- _PROVIDED MATERIAL_:
-- Begin --

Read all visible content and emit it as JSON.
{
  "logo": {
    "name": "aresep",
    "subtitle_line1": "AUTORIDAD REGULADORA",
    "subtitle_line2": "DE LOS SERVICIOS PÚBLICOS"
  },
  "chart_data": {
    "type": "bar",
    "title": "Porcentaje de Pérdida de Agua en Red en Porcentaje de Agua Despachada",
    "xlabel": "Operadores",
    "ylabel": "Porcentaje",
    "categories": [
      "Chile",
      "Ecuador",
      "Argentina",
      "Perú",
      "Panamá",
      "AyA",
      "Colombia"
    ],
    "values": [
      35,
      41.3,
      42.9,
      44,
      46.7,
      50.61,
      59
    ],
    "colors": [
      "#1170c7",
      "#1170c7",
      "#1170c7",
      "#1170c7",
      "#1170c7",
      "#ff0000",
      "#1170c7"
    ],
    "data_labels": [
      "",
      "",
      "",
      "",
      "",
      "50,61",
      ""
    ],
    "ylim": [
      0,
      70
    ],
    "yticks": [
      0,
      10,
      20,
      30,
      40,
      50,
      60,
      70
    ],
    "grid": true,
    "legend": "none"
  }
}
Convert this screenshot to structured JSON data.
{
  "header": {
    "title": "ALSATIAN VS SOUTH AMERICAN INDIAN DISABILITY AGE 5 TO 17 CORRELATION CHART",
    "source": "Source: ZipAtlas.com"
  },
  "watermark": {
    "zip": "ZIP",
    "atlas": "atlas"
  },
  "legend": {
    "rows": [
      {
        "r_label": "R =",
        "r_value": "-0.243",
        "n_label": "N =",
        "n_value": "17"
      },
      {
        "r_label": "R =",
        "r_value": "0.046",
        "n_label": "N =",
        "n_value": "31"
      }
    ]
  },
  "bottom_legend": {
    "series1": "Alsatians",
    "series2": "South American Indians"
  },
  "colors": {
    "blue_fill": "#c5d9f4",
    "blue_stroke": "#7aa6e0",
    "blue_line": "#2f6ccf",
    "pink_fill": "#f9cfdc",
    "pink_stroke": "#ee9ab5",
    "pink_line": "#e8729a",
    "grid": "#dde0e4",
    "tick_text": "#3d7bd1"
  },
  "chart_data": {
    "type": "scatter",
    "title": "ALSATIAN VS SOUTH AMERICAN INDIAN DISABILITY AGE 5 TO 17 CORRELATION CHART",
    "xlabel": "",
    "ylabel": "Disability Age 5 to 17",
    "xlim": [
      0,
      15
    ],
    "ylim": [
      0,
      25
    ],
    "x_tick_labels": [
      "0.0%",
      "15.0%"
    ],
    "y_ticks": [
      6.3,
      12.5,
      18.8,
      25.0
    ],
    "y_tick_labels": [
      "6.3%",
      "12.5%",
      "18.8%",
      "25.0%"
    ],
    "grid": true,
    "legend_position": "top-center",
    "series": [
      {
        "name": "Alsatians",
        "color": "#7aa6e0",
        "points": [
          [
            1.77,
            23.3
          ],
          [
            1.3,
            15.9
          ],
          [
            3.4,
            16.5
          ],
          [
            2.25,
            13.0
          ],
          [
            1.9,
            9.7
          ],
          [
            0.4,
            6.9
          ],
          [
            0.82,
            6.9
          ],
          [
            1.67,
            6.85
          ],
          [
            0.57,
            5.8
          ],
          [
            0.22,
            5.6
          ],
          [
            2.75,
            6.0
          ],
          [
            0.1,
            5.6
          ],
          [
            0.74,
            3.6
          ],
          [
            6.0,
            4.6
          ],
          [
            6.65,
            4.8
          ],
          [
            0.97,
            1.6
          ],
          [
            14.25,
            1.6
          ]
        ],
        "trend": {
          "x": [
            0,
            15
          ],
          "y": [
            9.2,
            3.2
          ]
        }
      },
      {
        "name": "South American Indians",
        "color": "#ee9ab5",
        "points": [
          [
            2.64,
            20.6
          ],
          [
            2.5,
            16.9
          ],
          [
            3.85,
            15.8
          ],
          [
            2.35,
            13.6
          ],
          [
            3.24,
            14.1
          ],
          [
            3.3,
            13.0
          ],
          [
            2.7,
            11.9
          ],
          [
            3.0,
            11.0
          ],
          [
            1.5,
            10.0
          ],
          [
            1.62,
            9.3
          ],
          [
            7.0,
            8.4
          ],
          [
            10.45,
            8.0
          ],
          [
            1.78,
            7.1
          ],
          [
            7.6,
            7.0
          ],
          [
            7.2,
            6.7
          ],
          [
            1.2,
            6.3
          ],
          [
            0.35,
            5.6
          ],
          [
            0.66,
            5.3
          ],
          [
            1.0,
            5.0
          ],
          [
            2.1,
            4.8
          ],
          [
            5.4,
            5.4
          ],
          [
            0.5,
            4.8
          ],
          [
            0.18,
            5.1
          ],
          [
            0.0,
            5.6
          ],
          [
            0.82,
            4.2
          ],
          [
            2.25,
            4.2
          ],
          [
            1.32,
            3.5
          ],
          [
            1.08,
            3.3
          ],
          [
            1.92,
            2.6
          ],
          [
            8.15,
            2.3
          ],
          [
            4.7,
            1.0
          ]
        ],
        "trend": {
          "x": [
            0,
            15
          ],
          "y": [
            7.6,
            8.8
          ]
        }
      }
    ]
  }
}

-- End --

- _WHAT YOU NEED TO DO_: Using the material above, copy every line in which the string "JSON" occurs.

- _OUTPUT FOR THIS EXERCISE_:
Read all visible content and emit it as JSON.
Convert this screenshot to structured JSON data.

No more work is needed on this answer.